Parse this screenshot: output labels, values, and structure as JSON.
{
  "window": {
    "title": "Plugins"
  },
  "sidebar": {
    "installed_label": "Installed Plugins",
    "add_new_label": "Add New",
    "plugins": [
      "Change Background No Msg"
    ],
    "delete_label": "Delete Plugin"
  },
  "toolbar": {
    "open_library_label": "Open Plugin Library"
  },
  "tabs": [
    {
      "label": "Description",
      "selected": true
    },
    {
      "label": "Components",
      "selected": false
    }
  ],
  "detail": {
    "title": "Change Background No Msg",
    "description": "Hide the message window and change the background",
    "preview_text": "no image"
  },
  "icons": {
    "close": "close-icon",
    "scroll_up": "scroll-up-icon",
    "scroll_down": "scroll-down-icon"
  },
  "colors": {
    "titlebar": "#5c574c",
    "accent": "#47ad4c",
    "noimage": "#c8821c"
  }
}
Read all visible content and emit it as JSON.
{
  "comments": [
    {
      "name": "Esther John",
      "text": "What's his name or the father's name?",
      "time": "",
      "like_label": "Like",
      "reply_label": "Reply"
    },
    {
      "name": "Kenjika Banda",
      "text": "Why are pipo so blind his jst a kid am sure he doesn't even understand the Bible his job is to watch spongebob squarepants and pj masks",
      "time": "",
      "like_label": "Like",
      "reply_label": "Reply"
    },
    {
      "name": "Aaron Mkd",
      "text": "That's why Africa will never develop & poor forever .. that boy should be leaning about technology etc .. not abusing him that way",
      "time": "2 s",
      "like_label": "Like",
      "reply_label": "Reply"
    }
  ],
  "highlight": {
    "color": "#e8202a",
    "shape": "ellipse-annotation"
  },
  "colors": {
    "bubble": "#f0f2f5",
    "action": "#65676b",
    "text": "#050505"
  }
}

★ ★ ★ ★ ★ ★ ★

_Given request_:
Extract, word for word, each line of the listing above.

_In response_:
Parse this screenshot: output labels, values, and structure as JSON.
{
  "window": {
    "title": "Plugins"
  },
  "sidebar": {
    "installed_label": "Installed Plugins",
    "add_new_label": "Add New",
    "plugins": [
      "Change Background No Msg"
    ],
    "delete_label": "Delete Plugin"
  },
  "toolbar": {
    "open_library_label": "Open Plugin Library"
  },
  "tabs": [
    {
      "label": "Description",
      "selected": true
    },
    {
      "label": "Components",
      "selected": false
    }
  ],
  "detail": {
    "title": "Change Background No Msg",
    "description": "Hide the message window and change the background",
    "preview_text": "no image"
  },
  "icons": {
    "close": "close-icon",
    "scroll_up": "scroll-up-icon",
    "scroll_down": "scroll-down-icon"
  },
  "colors": {
    "titlebar": "#5c574c",
    "accent": "#47ad4c",
    "noimage": "#c8821c"
  }
}
Read all visible content and emit it as JSON.
{
  "comments": [
    {
      "name": "Esther John",
      "text": "What's his name or the father's name?",
      "time": "",
      "like_label": "Like",
      "reply_label": "Reply"
    },
    {
      "name": "Kenjika Banda",
      "text": "Why are pipo so blind his jst a kid am sure he doesn't even understand the Bible his job is to watch spongebob squarepants and pj masks",
      "time": "",
      "like_label": "Like",
      "reply_label": "Reply"
    },
    {
      "name": "Aaron Mkd",
      "text": "That's why Africa will never develop & poor forever .. that boy should be leaning about technology etc .. not abusing him that way",
      "time": "2 s",
      "like_label": "Like",
      "reply_label": "Reply"
    }
  ],
  "highlight": {
    "color": "#e8202a",
    "shape": "ellipse-annotation"
  },
  "colors": {
    "bubble": "#f0f2f5",
    "action": "#65676b",
    "text": "#050505"
  }
}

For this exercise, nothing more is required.